• Task objective: Write out word for word each line from the one containing "Serialize everything readable" through the close of the listing, including both ends. Pictures do not belong in the copy.
-- BEGIN Entries shown --
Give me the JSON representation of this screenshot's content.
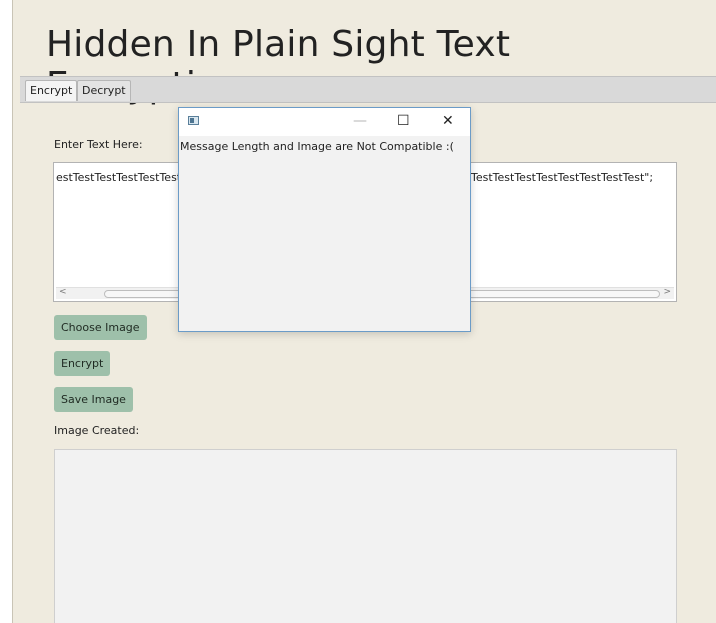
{
  "app": {
    "title": "Hidden In Plain Sight Text Encryption"
  },
  "tabs": [
    {
      "label": "Encrypt",
      "active": true
    },
    {
      "label": "Decrypt",
      "active": false
    }
  ],
  "encrypt": {
    "input_label": "Enter Text Here:",
    "input_visible_left": "estTestTestTestTestTestT",
    "input_visible_right": "TestTestTestTestTestTestTestTest\";",
    "choose_image_label": "Choose Image",
    "encrypt_label": "Encrypt",
    "save_image_label": "Save Image",
    "output_label": "Image Created:"
  },
  "dialog": {
    "title": "",
    "minimize_glyph": "—",
    "maximize_glyph": "☐",
    "close_glyph": "✕",
    "message": "Message Length and Image are Not Compatible :("
  },
  "colors": {
    "background": "#efebdf",
    "button": "#9ec0aa",
    "dialog_border": "#6b9bc7"
  }
}
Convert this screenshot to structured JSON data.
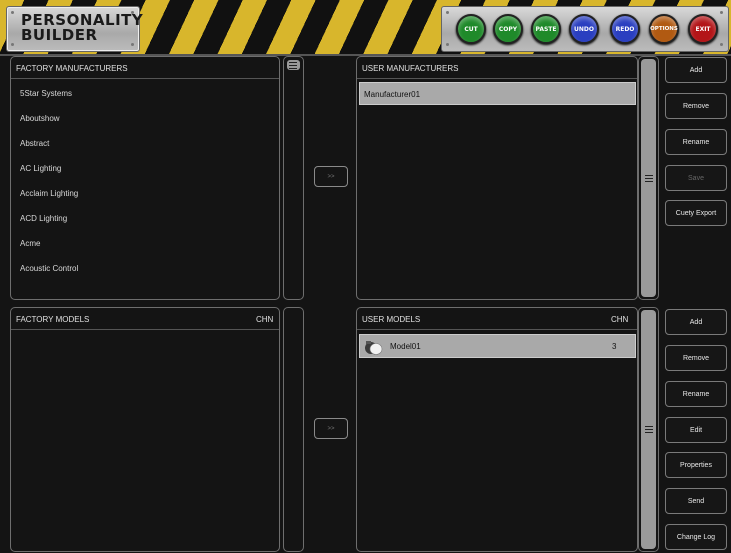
{
  "header": {
    "logo_text": "PERSONALITY BUILDER",
    "toolbar_buttons": [
      {
        "label": "CUT",
        "color": "#1f8a2a"
      },
      {
        "label": "COPY",
        "color": "#1f8a2a"
      },
      {
        "label": "PASTE",
        "color": "#1f8a2a"
      },
      {
        "label": "UNDO",
        "color": "#2a3fc0"
      },
      {
        "label": "REDO",
        "color": "#2a3fc0"
      },
      {
        "label": "OPTIONS",
        "color": "#b15a12"
      },
      {
        "label": "EXIT",
        "color": "#b31518"
      }
    ],
    "stripe_colors": {
      "yellow": "#d8b62c",
      "black": "#111111"
    }
  },
  "factory_manufacturers": {
    "title": "FACTORY MANUFACTURERS",
    "items": [
      "5Star Systems",
      "Aboutshow",
      "Abstract",
      "AC Lighting",
      "Acclaim Lighting",
      "ACD Lighting",
      "Acme",
      "Acoustic Control"
    ]
  },
  "user_manufacturers": {
    "title": "USER MANUFACTURERS",
    "items": [
      "Manufacturer01"
    ],
    "selected_index": 0
  },
  "manufacturer_actions": [
    "Add",
    "Remove",
    "Rename",
    "Save",
    "Cuety Export"
  ],
  "manufacturer_actions_disabled": [
    "Save"
  ],
  "factory_models": {
    "title": "FACTORY MODELS",
    "chn_header": "CHN"
  },
  "user_models": {
    "title": "USER MODELS",
    "chn_header": "CHN",
    "rows": [
      {
        "name": "Model01",
        "chn": "3"
      }
    ]
  },
  "model_actions": [
    "Add",
    "Remove",
    "Rename",
    "Edit",
    "Properties",
    "Send",
    "Change Log"
  ],
  "transfer_label": ">>"
}
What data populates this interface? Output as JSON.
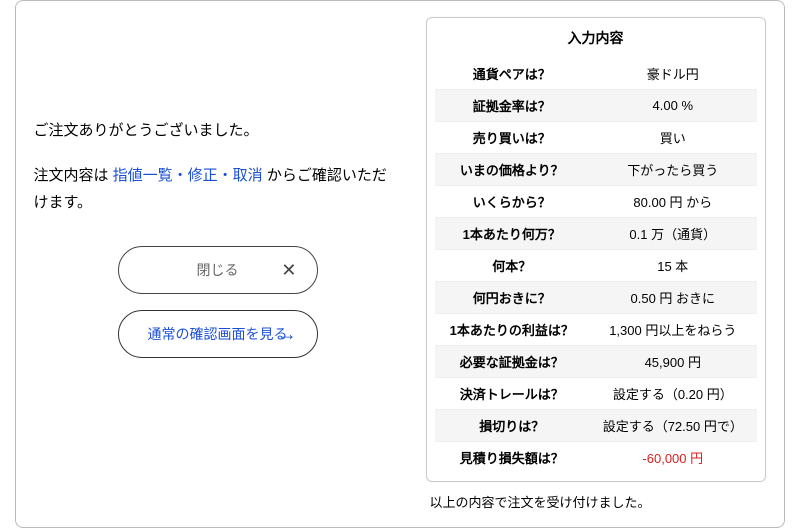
{
  "left": {
    "thanks": "ご注文ありがとうございました。",
    "confirm_prefix": "注文内容は ",
    "confirm_link": "指値一覧・修正・取消",
    "confirm_suffix": " からご確認いただけます。",
    "close_button": "閉じる",
    "normal_view_button": "通常の確認画面を見る"
  },
  "summary": {
    "title": "入力内容",
    "footer": "以上の内容で注文を受け付けました。",
    "rows": [
      {
        "label": "通貨ペアは？",
        "value": "豪ドル円"
      },
      {
        "label": "証拠金率は？",
        "value": "4.00 %"
      },
      {
        "label": "売り買いは？",
        "value": "買い"
      },
      {
        "label": "いまの価格より？",
        "value": "下がったら買う"
      },
      {
        "label": "いくらから？",
        "value": "80.00 円 から"
      },
      {
        "label": "1本あたり何万？",
        "value": "0.1 万（通貨）"
      },
      {
        "label": "何本？",
        "value": "15 本"
      },
      {
        "label": "何円おきに？",
        "value": "0.50 円 おきに"
      },
      {
        "label": "1本あたりの利益は？",
        "value": "1,300 円以上をねらう"
      },
      {
        "label": "必要な証拠金は？",
        "value": "45,900 円"
      },
      {
        "label": "決済トレールは？",
        "value": "設定する（0.20 円）"
      },
      {
        "label": "損切りは？",
        "value": "設定する（72.50 円で）"
      },
      {
        "label": "見積り損失額は？",
        "value": "-60,000 円",
        "negative": true
      }
    ]
  }
}
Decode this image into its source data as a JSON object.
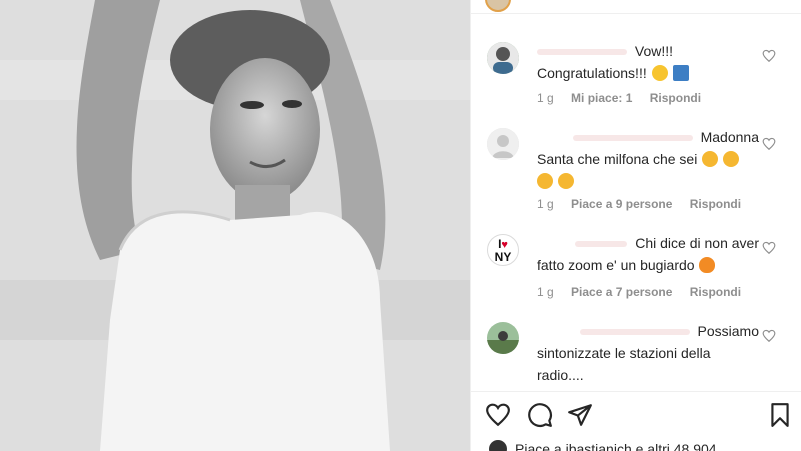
{
  "post": {
    "comments": [
      {
        "text_line1": "Vow!!!",
        "text_line2": "Congratulations!!!",
        "age": "1 g",
        "likes": "Mi piace: 1",
        "reply": "Rispondi"
      },
      {
        "text_line1": "Madonna",
        "text_line2": "Santa che milfona che sei",
        "age": "1 g",
        "likes": "Piace a 9 persone",
        "reply": "Rispondi"
      },
      {
        "text_line1": "Chi dice di non aver",
        "text_line2": "fatto zoom e' un bugiardo",
        "age": "1 g",
        "likes": "Piace a 7 persone",
        "reply": "Rispondi"
      },
      {
        "text_line1": "Possiamo",
        "text_line2": "sintonizzate le stazioni della",
        "text_line3": "radio....",
        "avatar_text": ""
      }
    ],
    "likes_summary": "Piace a ibastianich e altri 48.904"
  },
  "avatars": {
    "comment3_label_top": "I",
    "comment3_label_bottom": "NY"
  },
  "icons": {
    "like_icon": "heart-outline-icon",
    "comment_icon": "comment-bubble-icon",
    "share_icon": "paper-plane-icon",
    "save_icon": "bookmark-icon"
  },
  "colors": {
    "text": "#262626",
    "meta": "#8e8e8e",
    "border": "#efefef",
    "story_ring": "#e1a14a"
  }
}
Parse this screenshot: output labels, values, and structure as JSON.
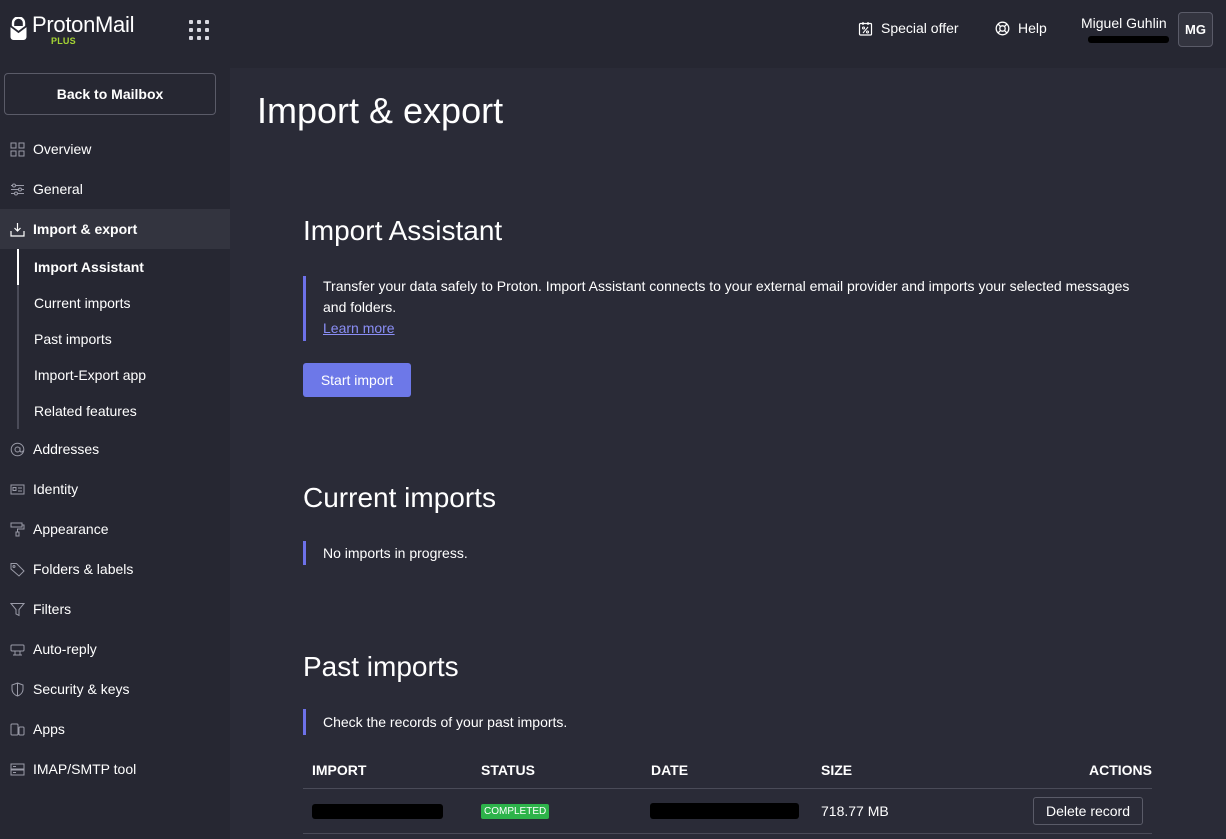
{
  "header": {
    "brand_name": "ProtonMail",
    "brand_plan": "PLUS",
    "special_offer_label": "Special offer",
    "help_label": "Help",
    "user_name": "Miguel Guhlin",
    "avatar_initials": "MG"
  },
  "sidebar": {
    "back_label": "Back to Mailbox",
    "items": [
      {
        "label": "Overview",
        "icon": "grid-icon"
      },
      {
        "label": "General",
        "icon": "sliders-icon"
      },
      {
        "label": "Import & export",
        "icon": "import-icon",
        "active": true
      },
      {
        "label": "Addresses",
        "icon": "at-icon"
      },
      {
        "label": "Identity",
        "icon": "id-card-icon"
      },
      {
        "label": "Appearance",
        "icon": "paint-roller-icon"
      },
      {
        "label": "Folders & labels",
        "icon": "tag-icon"
      },
      {
        "label": "Filters",
        "icon": "filter-icon"
      },
      {
        "label": "Auto-reply",
        "icon": "auto-reply-icon"
      },
      {
        "label": "Security & keys",
        "icon": "shield-icon"
      },
      {
        "label": "Apps",
        "icon": "apps-icon"
      },
      {
        "label": "IMAP/SMTP tool",
        "icon": "server-icon"
      }
    ],
    "sub_items": [
      {
        "label": "Import Assistant",
        "active": true
      },
      {
        "label": "Current imports"
      },
      {
        "label": "Past imports"
      },
      {
        "label": "Import-Export app"
      },
      {
        "label": "Related features"
      }
    ]
  },
  "main": {
    "page_title": "Import & export",
    "import_assistant": {
      "title": "Import Assistant",
      "description": "Transfer your data safely to Proton. Import Assistant connects to your external email provider and imports your selected messages and folders.",
      "learn_more": "Learn more",
      "start_button": "Start import"
    },
    "current_imports": {
      "title": "Current imports",
      "message": "No imports in progress."
    },
    "past_imports": {
      "title": "Past imports",
      "message": "Check the records of your past imports.",
      "columns": [
        "IMPORT",
        "STATUS",
        "DATE",
        "SIZE",
        "ACTIONS"
      ],
      "rows": [
        {
          "status": "COMPLETED",
          "size": "718.77 MB",
          "action": "Delete record"
        }
      ]
    }
  },
  "colors": {
    "accent": "#6d78e8",
    "status_completed": "#2db34a",
    "plan_badge": "#a5d534",
    "link": "#8a8ef5"
  }
}
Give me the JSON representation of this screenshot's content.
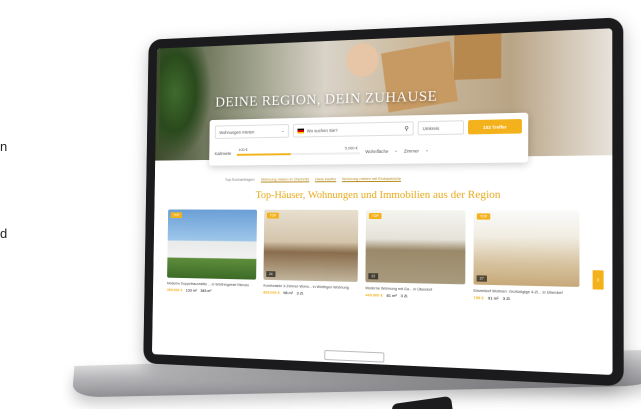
{
  "side_text": {
    "line1": "n",
    "line2": "d"
  },
  "hero": {
    "title": "DEINE REGION, DEIN ZUHAUSE"
  },
  "search": {
    "type_value": "Wohnungen mieten",
    "location_placeholder": "Wo suchen Sie?",
    "radius_value": "Umkreis",
    "submit_label": "103 Treffer",
    "price_label": "Kaltmiete",
    "price_min": "100 €",
    "price_max": "5.000 €",
    "price_fill": 0.45,
    "area_label": "Wohnfläche",
    "rooms_label": "Zimmer"
  },
  "links": [
    {
      "label": "Top-Suchanfragen:",
      "link": false
    },
    {
      "label": "Wohnung mieten in Chemnitz",
      "link": true
    },
    {
      "label": "Haus kaufen",
      "link": true
    },
    {
      "label": "Wohnung mieten mit Einbauküche",
      "link": true
    }
  ],
  "section_title": "Top-Häuser, Wohnungen und Immobilien aus der Region",
  "cards": [
    {
      "badge": "TOP",
      "desc": "Moderne Doppelhaushälfte ... in Wörthingebiet Rilmoto",
      "price": "399.000 €",
      "area": "133 m²",
      "plot": "383 m²",
      "rooms": "",
      "counter": ""
    },
    {
      "badge": "TOP",
      "desc": "Komfortable 3-Zimmer-Wohn... in Wörthgen Wohnung",
      "price": "899.000 €",
      "area": "98 m²",
      "plot": "",
      "rooms": "3 Zi.",
      "counter": "24"
    },
    {
      "badge": "TOP",
      "desc": "Moderne Wohnung mit Ga... in Überdorf",
      "price": "449.000 €",
      "area": "81 m²",
      "plot": "",
      "rooms": "3 Zi.",
      "counter": "22"
    },
    {
      "badge": "TOP",
      "desc": "Einzeldorf Wohnen: Großzügige 4-Zi... in Überdorf",
      "price": "799 €",
      "area": "91 m²",
      "plot": "",
      "rooms": "3 Zi.",
      "counter": "27"
    }
  ],
  "icons": {
    "flag": "german-flag-icon",
    "pin": "location-pin-icon",
    "arrow": "chevron-right-icon"
  },
  "colors": {
    "accent": "#f3b21b",
    "title": "#e6a817",
    "bezel": "#1b1b1d"
  }
}
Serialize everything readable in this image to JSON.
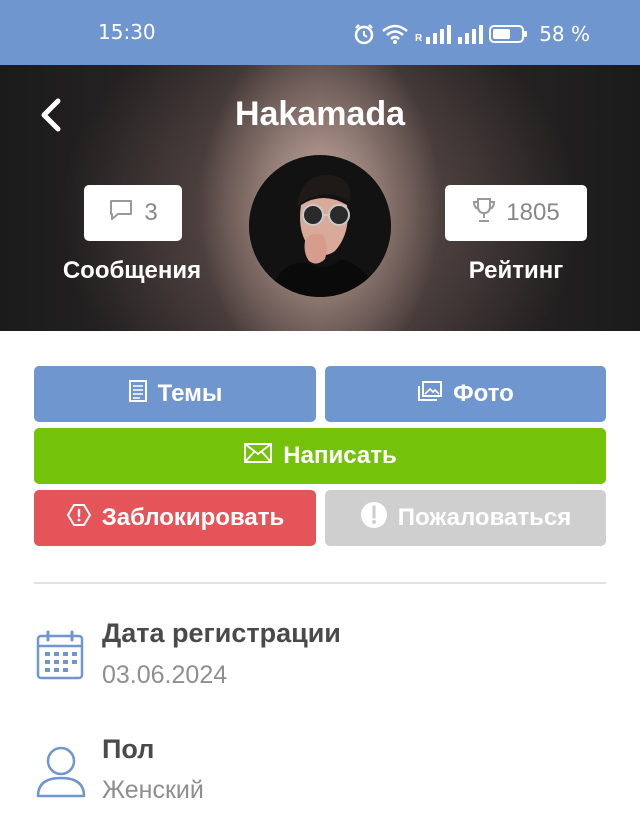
{
  "status_bar": {
    "time": "15:30",
    "battery": "58 %",
    "icons": [
      "alarm-icon",
      "wifi-icon",
      "signal-icon",
      "signal-icon",
      "battery-icon"
    ],
    "roaming_mark": "R"
  },
  "profile": {
    "name": "Hakamada",
    "messages_count": "3",
    "messages_label": "Сообщения",
    "rating_value": "1805",
    "rating_label": "Рейтинг"
  },
  "actions": {
    "topics_label": "Темы",
    "photo_label": "Фото",
    "write_label": "Написать",
    "block_label": "Заблокировать",
    "report_label": "Пожаловаться"
  },
  "info": {
    "registration_title": "Дата регистрации",
    "registration_value": "03.06.2024",
    "gender_title": "Пол",
    "gender_value": "Женский"
  },
  "colors": {
    "primary": "#6f96cf",
    "write": "#74c30a",
    "block": "#e55459",
    "report": "#cfcfcf"
  }
}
-- END Entries shown --
• Written solution:
Serialize everything readable in this image to JSON.
{
  "status_bar": {
    "time": "15:30",
    "battery": "58 %",
    "icons": [
      "alarm-icon",
      "wifi-icon",
      "signal-icon",
      "signal-icon",
      "battery-icon"
    ],
    "roaming_mark": "R"
  },
  "profile": {
    "name": "Hakamada",
    "messages_count": "3",
    "messages_label": "Сообщения",
    "rating_value": "1805",
    "rating_label": "Рейтинг"
  },
  "actions": {
    "topics_label": "Темы",
    "photo_label": "Фото",
    "write_label": "Написать",
    "block_label": "Заблокировать",
    "report_label": "Пожаловаться"
  },
  "info": {
    "registration_title": "Дата регистрации",
    "registration_value": "03.06.2024",
    "gender_title": "Пол",
    "gender_value": "Женский"
  },
  "colors": {
    "primary": "#6f96cf",
    "write": "#74c30a",
    "block": "#e55459",
    "report": "#cfcfcf"
  }
}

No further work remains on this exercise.